**Information given**.
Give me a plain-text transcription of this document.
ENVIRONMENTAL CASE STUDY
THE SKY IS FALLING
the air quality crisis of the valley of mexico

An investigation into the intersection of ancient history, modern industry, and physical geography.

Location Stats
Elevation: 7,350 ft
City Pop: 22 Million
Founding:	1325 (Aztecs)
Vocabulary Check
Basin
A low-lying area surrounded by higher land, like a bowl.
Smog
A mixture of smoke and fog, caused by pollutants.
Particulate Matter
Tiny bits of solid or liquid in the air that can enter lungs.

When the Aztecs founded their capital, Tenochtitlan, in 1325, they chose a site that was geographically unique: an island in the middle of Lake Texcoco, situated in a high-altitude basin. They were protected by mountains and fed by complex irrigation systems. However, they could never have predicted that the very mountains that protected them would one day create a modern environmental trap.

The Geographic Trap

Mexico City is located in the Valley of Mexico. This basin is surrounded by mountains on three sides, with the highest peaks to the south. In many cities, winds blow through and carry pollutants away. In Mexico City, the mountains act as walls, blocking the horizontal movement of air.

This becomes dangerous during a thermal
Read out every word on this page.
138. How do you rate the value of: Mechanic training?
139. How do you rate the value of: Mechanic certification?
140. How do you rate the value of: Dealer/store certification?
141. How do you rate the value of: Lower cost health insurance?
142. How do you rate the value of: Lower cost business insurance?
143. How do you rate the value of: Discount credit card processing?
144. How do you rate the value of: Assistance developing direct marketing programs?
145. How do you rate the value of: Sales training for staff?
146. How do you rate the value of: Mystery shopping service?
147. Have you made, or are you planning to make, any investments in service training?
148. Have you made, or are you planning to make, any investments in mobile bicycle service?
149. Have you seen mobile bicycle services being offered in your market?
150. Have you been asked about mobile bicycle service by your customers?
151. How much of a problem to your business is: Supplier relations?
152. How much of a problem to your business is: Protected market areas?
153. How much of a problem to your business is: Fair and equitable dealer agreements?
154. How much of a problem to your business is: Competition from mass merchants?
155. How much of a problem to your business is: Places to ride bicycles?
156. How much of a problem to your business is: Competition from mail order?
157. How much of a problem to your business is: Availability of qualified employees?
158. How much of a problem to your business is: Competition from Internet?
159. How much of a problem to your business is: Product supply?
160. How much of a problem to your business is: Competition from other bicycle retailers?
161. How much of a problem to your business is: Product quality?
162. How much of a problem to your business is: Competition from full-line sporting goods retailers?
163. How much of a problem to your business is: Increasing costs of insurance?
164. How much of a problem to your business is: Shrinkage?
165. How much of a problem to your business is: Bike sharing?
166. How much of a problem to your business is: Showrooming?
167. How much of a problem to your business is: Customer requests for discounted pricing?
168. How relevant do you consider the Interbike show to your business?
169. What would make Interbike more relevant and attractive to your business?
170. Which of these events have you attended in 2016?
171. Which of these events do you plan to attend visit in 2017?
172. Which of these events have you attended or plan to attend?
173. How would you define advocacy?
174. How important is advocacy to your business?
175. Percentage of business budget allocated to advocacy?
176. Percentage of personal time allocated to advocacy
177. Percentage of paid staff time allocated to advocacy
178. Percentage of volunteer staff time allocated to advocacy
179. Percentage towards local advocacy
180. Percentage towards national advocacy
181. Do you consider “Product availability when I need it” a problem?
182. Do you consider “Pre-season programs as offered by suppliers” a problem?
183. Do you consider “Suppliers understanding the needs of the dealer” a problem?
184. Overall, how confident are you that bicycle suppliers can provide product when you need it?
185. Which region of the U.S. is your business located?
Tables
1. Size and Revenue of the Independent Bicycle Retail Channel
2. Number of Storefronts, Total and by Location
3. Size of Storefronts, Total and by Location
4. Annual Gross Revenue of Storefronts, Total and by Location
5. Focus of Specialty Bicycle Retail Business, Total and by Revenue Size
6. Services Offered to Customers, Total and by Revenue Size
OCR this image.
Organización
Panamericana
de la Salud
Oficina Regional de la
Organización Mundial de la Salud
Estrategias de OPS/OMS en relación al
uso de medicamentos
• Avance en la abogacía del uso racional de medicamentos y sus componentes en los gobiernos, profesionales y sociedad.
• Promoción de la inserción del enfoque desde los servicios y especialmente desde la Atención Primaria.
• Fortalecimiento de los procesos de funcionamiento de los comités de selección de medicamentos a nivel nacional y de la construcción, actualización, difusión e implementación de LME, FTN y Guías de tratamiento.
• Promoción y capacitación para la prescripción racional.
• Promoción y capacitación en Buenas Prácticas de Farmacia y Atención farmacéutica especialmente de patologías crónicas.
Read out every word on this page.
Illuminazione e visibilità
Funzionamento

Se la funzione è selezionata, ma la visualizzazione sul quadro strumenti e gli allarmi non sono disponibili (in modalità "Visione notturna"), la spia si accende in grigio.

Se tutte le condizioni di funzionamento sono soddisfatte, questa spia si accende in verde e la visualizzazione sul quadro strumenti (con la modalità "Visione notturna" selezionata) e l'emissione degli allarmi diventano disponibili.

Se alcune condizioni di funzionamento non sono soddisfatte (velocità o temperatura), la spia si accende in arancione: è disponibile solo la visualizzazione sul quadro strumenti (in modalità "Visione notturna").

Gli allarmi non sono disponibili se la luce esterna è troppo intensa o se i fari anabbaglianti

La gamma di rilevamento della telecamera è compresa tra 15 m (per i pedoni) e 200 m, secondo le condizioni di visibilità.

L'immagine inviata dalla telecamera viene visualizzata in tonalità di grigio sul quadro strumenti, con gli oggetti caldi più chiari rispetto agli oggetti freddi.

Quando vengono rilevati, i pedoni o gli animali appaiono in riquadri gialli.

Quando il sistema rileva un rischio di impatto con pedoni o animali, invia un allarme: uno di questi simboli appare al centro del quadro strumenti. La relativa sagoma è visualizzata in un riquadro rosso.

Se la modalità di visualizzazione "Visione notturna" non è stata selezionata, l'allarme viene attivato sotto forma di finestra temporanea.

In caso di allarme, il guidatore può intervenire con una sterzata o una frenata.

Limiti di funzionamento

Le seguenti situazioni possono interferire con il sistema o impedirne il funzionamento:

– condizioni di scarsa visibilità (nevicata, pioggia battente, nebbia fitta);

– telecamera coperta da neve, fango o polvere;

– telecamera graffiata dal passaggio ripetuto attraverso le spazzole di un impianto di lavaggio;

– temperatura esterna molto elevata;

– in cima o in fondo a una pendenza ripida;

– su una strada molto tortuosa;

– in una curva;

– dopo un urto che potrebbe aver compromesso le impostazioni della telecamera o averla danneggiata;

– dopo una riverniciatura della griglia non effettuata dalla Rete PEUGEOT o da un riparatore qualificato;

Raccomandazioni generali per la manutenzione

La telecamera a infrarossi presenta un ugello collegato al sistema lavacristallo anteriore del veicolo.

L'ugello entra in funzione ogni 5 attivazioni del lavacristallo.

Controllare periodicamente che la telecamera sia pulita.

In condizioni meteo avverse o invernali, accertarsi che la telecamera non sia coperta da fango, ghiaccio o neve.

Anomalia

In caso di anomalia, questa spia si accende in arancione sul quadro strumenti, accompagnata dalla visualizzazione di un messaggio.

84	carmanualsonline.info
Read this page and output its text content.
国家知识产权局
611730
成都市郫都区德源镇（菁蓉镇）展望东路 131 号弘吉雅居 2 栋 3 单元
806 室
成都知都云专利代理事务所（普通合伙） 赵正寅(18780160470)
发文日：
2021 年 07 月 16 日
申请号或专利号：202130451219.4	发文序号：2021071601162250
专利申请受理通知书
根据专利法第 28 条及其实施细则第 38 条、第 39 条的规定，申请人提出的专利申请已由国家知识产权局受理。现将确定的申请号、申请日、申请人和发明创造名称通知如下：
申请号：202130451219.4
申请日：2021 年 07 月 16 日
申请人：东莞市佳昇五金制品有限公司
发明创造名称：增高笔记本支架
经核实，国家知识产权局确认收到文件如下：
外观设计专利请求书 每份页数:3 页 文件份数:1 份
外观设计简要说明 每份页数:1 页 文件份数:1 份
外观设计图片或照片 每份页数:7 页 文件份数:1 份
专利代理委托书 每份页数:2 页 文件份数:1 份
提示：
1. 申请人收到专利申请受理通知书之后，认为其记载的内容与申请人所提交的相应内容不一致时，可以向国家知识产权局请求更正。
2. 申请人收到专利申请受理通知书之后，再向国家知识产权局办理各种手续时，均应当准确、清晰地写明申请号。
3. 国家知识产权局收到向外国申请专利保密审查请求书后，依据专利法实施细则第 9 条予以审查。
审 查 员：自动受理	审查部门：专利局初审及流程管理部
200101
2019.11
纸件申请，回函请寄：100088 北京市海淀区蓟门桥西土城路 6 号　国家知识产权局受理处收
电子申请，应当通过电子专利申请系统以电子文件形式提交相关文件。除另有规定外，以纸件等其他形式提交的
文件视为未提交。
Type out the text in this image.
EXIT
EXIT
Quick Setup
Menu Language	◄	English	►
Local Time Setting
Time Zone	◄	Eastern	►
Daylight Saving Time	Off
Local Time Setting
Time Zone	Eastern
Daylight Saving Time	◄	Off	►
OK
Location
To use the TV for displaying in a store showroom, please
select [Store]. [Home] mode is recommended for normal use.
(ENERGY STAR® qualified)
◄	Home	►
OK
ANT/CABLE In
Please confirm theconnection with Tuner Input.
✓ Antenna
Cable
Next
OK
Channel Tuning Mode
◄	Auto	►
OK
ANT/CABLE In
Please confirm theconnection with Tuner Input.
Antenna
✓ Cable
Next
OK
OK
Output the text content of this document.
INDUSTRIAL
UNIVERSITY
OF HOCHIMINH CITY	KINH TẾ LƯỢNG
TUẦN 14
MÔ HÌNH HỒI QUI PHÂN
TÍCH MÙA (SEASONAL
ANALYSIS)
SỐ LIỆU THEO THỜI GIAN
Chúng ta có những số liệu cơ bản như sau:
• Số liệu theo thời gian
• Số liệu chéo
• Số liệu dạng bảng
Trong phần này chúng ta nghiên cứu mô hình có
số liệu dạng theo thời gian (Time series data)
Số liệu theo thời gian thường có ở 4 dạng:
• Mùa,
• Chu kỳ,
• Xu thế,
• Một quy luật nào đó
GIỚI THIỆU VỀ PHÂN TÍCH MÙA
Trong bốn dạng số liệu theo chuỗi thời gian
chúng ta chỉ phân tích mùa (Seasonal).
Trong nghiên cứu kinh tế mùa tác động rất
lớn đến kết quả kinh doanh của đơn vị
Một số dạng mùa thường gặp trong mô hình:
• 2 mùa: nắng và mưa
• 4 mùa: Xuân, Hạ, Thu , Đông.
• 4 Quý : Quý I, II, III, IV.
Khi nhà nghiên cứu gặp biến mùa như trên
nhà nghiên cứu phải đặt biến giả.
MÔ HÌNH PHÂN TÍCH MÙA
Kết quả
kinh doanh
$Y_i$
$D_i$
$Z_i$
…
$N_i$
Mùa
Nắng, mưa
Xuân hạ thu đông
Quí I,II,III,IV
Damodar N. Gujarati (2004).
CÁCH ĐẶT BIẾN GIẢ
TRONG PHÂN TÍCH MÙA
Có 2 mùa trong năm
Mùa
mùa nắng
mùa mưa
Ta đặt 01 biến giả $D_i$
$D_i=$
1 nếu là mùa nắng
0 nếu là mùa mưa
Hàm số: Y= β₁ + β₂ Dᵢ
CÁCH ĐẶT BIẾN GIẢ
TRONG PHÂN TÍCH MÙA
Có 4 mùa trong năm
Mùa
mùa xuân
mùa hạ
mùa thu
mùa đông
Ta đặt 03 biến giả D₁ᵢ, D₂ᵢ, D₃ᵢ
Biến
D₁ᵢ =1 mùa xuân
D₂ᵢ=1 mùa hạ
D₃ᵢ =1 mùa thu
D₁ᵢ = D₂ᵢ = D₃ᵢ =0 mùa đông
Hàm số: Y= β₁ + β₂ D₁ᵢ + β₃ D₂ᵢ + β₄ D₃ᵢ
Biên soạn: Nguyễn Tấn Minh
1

**Exercise aim**.
Scan the material line by line and report each one that contains "planning".

**Answer below**.
147. Have you made, or are you planning to make, any investments in service training?
148. Have you made, or are you planning to make, any investments in mobile bicycle service?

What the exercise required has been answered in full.